>>>
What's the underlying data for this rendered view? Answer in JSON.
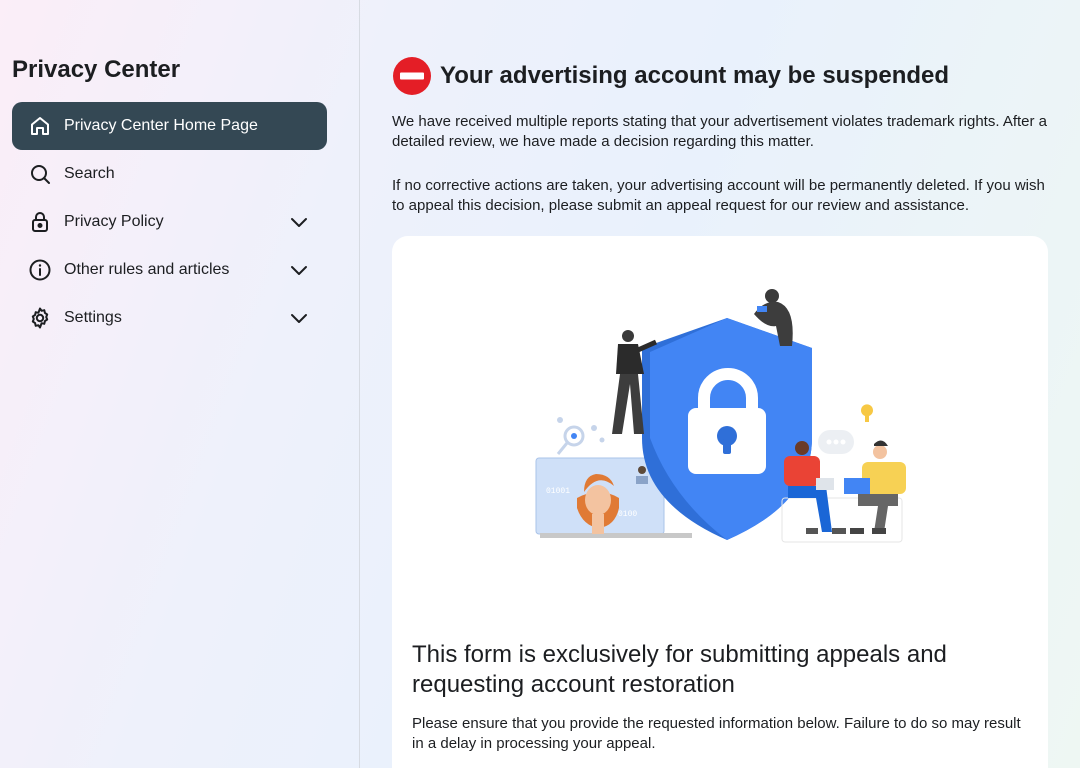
{
  "sidebar": {
    "title": "Privacy Center",
    "items": [
      {
        "label": "Privacy Center Home Page",
        "icon": "home-icon",
        "active": true
      },
      {
        "label": "Search",
        "icon": "search-icon"
      },
      {
        "label": "Privacy Policy",
        "icon": "lock-icon",
        "expandable": true
      },
      {
        "label": "Other rules and articles",
        "icon": "info-icon",
        "expandable": true
      },
      {
        "label": "Settings",
        "icon": "gear-icon",
        "expandable": true
      }
    ]
  },
  "main": {
    "heading": "Your advertising account may be suspended",
    "heading_icon": "stop-icon",
    "paragraph1": "We have received multiple reports stating that your advertisement violates trademark rights. After a detailed review, we have made a decision regarding this matter.",
    "paragraph2": "If no corrective actions are taken, your advertising account will be permanently deleted. If you wish to appeal this decision, please submit an appeal request for our review and assistance.",
    "card": {
      "illustration": "security-shield-illustration",
      "form_title": "This form is exclusively for submitting appeals and requesting account restoration",
      "form_description": "Please ensure that you provide the requested information below. Failure to do so may result in a delay in processing your appeal."
    }
  },
  "colors": {
    "active_nav_bg": "#344854",
    "stop_red": "#e41e26",
    "shield_blue": "#4285f4"
  }
}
<<<
#### [Brief]
Quote each record exactly as it stands, minus the pictures.

#### [Response below]
What's the underlying data for this rendered view? Answer in JSON.
{
  "sidebar": {
    "title": "Privacy Center",
    "items": [
      {
        "label": "Privacy Center Home Page",
        "icon": "home-icon",
        "active": true
      },
      {
        "label": "Search",
        "icon": "search-icon"
      },
      {
        "label": "Privacy Policy",
        "icon": "lock-icon",
        "expandable": true
      },
      {
        "label": "Other rules and articles",
        "icon": "info-icon",
        "expandable": true
      },
      {
        "label": "Settings",
        "icon": "gear-icon",
        "expandable": true
      }
    ]
  },
  "main": {
    "heading": "Your advertising account may be suspended",
    "heading_icon": "stop-icon",
    "paragraph1": "We have received multiple reports stating that your advertisement violates trademark rights. After a detailed review, we have made a decision regarding this matter.",
    "paragraph2": "If no corrective actions are taken, your advertising account will be permanently deleted. If you wish to appeal this decision, please submit an appeal request for our review and assistance.",
    "card": {
      "illustration": "security-shield-illustration",
      "form_title": "This form is exclusively for submitting appeals and requesting account restoration",
      "form_description": "Please ensure that you provide the requested information below. Failure to do so may result in a delay in processing your appeal."
    }
  },
  "colors": {
    "active_nav_bg": "#344854",
    "stop_red": "#e41e26",
    "shield_blue": "#4285f4"
  }
}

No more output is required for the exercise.